Wednesday, April 24, 2013

Review: Strikefleet Omega

One of the first things I did after I bought my new Android phone was to install Strikefleet Omega on it. It's by the same people who will, eventually, release Shadowrun Returns. I'm pretty happy with Strikefleet Omega so far. The game concept is similar to Battlestar Galactica; a bunch of bad critters have launched a surprise attack on humanity, and you are in command of the lone surviving human space fleet, warping from star system to star system and fending off increasingly dangerous hostile attacks.

The game starts pretty simple; the bad alien ships fly in from the edges of the screen, you tell your starfighters to go kill them. But then they start layering in complexity; asteroid mining, and extra ships you can warp in as reinforcements, and artillery strikes, and different flavors of bad aliens that require different tactics to destroy. It's an entertaining little "I have ten minutes to kill and I have my cell phone" game. The story is pretty generic, but the character art is well-done, and there are a few little in-jokes for the fans (like star systems named "Plissken" and "Dunkelzahn").

It's a free game, supported by microtransactions, but the microtransactions aren't terribly offensive. You can buy Alloy and MegaCreds; Alloy is used to buy new ship types and to upgrade your ships, and MegaCreds are used to buy perks (special advantages like increased XP or increased fighter damage), to buy special ship types, and to pay for firing your flagship's Deathblossom, a superweapon that kills everything on the screen. The rates they're charging seem kind of expensive for what you get, but so far as I can tell, you can play the game just fine without spending any real money. You earn Alloy during play, so you'll be able to expand and upgrade your fleet just by completing missions. You don't earn MegaCreds past the initial 10 you get when you install the game, but the game is perfectly enjoyable without the premium ships and bonus perks. (You get to choose one free perk every mission anyway, so you're not entirely cut off from that part of the game). It's a shame that you have to spend real money to fire the Deathblossom, but you can think of this as encouragement to improve your play so that you don't have to rely on it.

Overall, well worth my download time, and I recommend it for Android and iPhone users.

• Work order A: Duplicate the part of the Strikefleet Omega review starting at "Wednesday, April 24, 2013" and ending at "dangerous hostile attacks.".
• Work order B: Decide whether each statement agrees with the Strikefleet Omega review, answering yes or no and quoting the words of the review that settle it: (i) The game comes from the same people who will release Shadowrun Returns. (ii) Players earn MegaCreds by completing missions. (iii) Alloy pays for firing the flagship's Deathblossom.

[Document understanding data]
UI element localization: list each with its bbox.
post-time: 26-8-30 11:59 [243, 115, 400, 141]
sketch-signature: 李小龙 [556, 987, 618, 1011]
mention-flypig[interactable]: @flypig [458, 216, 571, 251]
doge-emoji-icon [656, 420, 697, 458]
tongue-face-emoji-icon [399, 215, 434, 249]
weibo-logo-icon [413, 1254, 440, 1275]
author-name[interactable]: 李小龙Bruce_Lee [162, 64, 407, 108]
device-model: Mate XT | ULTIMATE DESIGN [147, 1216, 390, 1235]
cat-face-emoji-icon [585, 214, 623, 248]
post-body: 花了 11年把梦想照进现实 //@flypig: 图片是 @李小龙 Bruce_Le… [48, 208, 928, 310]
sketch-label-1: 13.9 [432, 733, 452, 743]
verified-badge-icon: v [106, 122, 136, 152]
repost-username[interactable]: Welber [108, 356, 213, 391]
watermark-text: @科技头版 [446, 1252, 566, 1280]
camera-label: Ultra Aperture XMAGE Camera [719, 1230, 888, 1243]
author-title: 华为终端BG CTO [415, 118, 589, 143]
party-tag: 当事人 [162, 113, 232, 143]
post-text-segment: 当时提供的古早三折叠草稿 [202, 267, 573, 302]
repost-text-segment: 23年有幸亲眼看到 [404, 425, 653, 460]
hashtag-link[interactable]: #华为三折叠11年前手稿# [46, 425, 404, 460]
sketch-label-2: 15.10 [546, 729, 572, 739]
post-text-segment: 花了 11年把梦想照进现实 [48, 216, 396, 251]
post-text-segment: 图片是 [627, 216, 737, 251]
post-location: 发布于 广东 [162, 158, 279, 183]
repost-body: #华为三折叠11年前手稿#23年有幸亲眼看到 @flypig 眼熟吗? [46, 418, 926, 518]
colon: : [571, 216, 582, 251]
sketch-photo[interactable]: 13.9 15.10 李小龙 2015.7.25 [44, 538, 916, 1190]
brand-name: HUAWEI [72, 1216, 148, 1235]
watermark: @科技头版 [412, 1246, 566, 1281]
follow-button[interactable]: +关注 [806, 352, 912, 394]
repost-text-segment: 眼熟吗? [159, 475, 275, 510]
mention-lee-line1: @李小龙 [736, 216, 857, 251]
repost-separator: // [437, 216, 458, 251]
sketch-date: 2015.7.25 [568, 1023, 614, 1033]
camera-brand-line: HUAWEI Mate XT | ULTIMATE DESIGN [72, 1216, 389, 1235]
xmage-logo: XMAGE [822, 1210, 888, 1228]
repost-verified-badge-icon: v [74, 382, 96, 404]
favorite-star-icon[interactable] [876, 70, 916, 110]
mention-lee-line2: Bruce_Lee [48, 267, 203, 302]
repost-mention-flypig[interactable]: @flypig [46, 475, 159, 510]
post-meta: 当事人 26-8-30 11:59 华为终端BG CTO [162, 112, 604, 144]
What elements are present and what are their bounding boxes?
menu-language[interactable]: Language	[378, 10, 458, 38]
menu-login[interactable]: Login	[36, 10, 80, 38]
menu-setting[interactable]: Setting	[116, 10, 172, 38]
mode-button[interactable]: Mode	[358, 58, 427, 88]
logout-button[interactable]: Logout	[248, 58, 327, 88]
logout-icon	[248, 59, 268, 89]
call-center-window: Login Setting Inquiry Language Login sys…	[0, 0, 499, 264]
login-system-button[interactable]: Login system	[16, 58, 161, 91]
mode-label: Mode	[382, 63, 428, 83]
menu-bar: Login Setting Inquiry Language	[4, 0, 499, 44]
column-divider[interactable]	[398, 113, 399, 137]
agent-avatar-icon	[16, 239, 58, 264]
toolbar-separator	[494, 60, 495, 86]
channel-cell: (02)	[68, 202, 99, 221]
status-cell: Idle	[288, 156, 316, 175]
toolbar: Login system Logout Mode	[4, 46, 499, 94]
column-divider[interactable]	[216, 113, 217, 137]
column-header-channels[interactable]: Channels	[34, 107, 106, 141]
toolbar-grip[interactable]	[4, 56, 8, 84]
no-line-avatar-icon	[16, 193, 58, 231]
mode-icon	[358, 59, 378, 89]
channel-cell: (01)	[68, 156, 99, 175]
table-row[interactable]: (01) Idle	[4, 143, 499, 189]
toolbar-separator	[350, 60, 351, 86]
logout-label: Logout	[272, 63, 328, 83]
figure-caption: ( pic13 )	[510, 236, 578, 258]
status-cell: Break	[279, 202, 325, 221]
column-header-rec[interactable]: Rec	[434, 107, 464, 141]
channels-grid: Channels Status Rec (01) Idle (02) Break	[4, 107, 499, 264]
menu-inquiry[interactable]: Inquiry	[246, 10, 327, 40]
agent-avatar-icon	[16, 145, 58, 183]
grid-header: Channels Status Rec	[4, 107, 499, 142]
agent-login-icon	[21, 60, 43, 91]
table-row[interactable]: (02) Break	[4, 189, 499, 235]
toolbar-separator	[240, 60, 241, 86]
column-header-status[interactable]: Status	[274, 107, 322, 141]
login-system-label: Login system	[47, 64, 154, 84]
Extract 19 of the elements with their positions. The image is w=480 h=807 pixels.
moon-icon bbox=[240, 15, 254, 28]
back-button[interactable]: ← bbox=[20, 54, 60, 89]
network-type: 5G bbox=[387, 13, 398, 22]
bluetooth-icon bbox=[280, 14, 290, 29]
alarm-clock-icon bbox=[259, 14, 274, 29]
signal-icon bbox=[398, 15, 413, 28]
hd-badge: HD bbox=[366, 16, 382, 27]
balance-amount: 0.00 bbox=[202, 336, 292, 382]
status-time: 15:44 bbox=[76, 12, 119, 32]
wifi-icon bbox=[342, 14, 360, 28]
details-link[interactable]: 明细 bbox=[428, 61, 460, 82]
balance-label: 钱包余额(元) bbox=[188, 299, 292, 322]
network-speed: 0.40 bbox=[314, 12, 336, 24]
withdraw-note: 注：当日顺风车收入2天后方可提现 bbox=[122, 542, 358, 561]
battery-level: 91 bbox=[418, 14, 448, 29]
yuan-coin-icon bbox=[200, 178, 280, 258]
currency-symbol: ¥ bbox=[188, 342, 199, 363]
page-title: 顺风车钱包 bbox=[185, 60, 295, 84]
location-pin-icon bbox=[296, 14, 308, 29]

• Written response A:
Wednesday, April 24, 2013

Review: Strikefleet Omega

One of the first things I did after I bought my new Android phone was to install Strikefleet Omega on it. It's by the same people who will, eventually, release Shadowrun Returns. I'm pretty happy with Strikefleet Omega so far. The game concept is similar to Battlestar Galactica; a bunch of bad critters have launched a surprise attack on humanity, and you are in command of the lone surviving human space fleet, warping from star system to star system and fending off increasingly dangerous hostile attacks.

• Written response B:
(i) Yes: "It's by the same people who will, eventually, release Shadowrun Returns."
(ii) No: "You don't earn MegaCreds past the initial 10 you get when you install the game"
(iii) No: "MegaCreds are used to buy perks (special advantages like increased XP or increased fighter damage), to buy special ship types, and to pay for firing your flagship's Deathblossom"